Written problem 1: In the passage on online community design, what algorithm do aggregated hyperlinks support?
Written problem 2: Please reproduce the passage on online community design from "Online communities are" to "support minority opinions.".
··· Document segment ···
Derek gave the example of the Assignment Zero project that tried to crowd-source articles for an "experiment in pro-am journalism" (read a full recap here). After a disappointing result, the site's managers realised they had asked too much of the community, and tried a new tack, asking for suggestions for a list of people to interview for the project, and then asking people to carry out the interviews - a task that was more enthusiastically picked up.

Avoiding groupthink

When site members put the groups needs and opinions ahead of their own, they stop speaking in their own voices and definitely stop saying or doing anything that might rock the boat. This can cause a site to stultify (and, if you work at NASA, might lead to a shuttle disaster).

Online communities are self-selecting: like tends to attract like. To prevent a site from getting too homogeneous you need to design for a diversity of members; to bring in new members and to support minority opinions.

Design for selfishness

Derek noted that people tend to participate for selfish reasons, but that this can be good in a wisdom of the crowds fashion. For example, people don't create hyperlinks for altruistic reasons, but when aggregated the links support Google's pagerank algorithm. Likewise, people tag in Flickr for 'selfish' reasons, but when aggregated these tags become a powerful tool.
··· Given information ···
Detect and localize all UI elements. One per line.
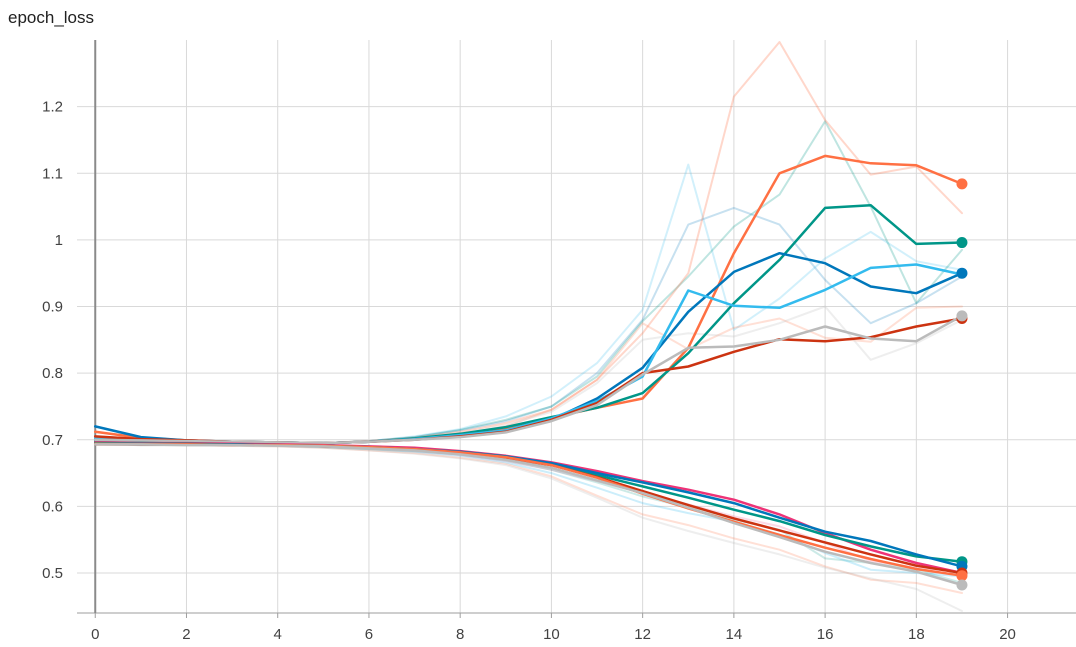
···
Task solution 1: Google's pagerank algorithm.

Task solution 2:
Online communities are self-selecting: like tends to attract like. To prevent a site from getting too homogeneous you need to design for a diversity of members; to bring in new members and to support minority opinions.